Where a line holds "amount", copy it.

### PROVIDED ENTRIES ###

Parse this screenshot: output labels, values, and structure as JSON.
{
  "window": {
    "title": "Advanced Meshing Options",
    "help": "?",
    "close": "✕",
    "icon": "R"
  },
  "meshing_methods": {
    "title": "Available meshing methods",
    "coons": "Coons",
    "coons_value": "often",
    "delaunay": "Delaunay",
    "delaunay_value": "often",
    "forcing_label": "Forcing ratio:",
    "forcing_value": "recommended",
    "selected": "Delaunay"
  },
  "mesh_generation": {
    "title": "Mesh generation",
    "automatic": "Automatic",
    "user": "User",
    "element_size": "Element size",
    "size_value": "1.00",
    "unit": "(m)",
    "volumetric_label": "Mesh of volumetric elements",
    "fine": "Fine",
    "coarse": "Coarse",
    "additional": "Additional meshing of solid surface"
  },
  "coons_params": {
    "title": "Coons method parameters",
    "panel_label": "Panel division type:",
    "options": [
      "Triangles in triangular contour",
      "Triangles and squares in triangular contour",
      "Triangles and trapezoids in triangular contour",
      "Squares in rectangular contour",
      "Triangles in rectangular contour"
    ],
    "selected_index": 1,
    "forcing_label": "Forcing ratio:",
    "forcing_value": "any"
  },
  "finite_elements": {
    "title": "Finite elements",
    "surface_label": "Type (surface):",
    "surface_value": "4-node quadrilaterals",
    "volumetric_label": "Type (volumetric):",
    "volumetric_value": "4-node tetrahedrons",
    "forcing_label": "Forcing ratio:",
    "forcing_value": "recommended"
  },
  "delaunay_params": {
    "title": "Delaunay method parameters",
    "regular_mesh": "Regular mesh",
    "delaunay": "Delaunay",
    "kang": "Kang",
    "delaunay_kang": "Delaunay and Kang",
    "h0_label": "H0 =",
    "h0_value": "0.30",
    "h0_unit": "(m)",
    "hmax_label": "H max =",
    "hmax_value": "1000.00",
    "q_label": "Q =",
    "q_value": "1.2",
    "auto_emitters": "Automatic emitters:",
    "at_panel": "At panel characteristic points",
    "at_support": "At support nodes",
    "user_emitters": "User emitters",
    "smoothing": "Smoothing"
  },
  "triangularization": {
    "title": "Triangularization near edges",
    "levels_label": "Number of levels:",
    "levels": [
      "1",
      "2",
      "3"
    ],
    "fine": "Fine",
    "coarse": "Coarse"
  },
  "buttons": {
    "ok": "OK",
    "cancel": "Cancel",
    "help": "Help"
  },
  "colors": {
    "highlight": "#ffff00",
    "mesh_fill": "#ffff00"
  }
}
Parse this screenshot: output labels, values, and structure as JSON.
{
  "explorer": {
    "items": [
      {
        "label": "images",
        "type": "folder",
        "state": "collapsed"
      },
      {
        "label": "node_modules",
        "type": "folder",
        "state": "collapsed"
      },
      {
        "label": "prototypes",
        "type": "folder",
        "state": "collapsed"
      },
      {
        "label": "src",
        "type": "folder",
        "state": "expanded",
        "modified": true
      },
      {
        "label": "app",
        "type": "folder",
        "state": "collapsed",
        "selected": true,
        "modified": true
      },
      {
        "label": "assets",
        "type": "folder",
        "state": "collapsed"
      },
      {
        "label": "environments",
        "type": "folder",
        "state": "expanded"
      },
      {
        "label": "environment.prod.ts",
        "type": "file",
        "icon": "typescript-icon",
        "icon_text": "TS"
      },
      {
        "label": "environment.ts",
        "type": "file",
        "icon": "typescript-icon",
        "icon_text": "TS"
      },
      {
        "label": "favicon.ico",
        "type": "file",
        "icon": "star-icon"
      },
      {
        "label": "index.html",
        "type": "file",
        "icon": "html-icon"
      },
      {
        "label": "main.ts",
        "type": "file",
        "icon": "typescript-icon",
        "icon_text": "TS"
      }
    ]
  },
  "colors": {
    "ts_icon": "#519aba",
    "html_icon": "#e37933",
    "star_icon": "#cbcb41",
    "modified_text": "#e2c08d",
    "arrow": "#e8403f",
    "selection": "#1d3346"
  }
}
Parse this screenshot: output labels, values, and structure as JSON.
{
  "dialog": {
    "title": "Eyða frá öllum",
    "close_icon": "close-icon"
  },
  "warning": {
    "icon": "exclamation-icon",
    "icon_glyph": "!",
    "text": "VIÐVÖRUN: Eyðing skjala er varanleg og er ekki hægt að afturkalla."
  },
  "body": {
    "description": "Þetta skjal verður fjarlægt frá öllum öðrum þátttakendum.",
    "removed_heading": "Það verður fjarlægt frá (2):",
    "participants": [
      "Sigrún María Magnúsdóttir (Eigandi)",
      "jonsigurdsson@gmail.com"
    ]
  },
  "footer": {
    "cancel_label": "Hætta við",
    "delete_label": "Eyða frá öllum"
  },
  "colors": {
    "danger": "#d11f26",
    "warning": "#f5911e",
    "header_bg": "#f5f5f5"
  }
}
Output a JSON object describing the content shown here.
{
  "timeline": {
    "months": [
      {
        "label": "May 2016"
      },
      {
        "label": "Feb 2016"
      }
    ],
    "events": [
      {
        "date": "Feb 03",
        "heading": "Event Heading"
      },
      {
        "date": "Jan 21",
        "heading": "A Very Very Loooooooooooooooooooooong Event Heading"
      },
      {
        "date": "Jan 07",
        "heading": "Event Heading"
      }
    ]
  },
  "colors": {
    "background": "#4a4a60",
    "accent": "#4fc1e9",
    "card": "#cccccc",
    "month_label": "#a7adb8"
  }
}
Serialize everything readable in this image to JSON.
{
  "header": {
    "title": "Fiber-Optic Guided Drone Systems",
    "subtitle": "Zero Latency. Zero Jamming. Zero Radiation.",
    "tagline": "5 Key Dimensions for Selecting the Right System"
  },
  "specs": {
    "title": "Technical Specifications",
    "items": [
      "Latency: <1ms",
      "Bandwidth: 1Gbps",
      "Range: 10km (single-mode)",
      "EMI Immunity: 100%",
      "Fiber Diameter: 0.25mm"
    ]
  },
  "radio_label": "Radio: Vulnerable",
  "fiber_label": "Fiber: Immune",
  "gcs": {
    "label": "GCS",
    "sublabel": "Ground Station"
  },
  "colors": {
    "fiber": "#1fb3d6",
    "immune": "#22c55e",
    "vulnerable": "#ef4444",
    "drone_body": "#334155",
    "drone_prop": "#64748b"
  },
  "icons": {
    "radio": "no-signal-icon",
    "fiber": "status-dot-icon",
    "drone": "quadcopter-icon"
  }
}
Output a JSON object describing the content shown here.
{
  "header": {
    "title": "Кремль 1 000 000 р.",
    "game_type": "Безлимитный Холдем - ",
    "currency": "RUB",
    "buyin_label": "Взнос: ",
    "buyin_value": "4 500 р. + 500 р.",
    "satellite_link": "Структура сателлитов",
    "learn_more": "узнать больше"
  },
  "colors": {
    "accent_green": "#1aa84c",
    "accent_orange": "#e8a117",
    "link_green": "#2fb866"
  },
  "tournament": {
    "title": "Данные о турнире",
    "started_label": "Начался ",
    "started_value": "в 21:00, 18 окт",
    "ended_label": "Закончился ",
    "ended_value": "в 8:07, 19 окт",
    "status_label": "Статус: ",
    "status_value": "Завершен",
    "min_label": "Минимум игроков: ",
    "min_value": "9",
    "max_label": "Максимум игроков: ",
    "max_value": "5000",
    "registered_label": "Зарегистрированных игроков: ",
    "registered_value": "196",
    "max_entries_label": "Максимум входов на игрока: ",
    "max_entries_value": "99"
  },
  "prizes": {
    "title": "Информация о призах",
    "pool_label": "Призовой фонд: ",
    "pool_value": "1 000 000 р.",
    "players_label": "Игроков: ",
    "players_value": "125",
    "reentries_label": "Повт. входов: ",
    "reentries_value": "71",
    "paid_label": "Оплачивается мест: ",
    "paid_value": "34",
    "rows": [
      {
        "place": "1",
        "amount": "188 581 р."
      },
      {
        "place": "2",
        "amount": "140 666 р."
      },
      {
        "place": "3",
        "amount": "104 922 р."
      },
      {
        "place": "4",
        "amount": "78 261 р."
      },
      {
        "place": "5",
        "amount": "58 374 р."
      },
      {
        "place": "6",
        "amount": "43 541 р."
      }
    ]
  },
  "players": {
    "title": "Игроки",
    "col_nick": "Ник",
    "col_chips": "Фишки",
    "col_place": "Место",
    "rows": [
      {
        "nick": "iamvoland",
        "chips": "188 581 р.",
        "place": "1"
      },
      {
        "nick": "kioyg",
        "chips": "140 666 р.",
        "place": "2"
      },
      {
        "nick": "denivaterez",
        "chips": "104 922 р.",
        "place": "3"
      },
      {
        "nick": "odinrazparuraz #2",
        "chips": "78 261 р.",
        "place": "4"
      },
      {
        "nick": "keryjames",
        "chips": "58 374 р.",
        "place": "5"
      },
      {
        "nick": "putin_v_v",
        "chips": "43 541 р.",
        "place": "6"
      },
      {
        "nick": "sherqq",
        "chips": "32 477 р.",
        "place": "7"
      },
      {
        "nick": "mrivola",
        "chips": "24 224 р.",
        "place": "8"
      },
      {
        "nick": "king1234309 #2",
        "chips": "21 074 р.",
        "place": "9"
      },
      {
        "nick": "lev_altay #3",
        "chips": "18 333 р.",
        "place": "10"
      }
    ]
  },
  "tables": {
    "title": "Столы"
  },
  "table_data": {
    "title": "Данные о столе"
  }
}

###

# [EXERCISE SOLUTION]
        "amount": "188 581 р."
        "amount": "140 666 р."
        "amount": "104 922 р."
        "amount": "78 261 р."
        "amount": "58 374 р."
        "amount": "43 541 р."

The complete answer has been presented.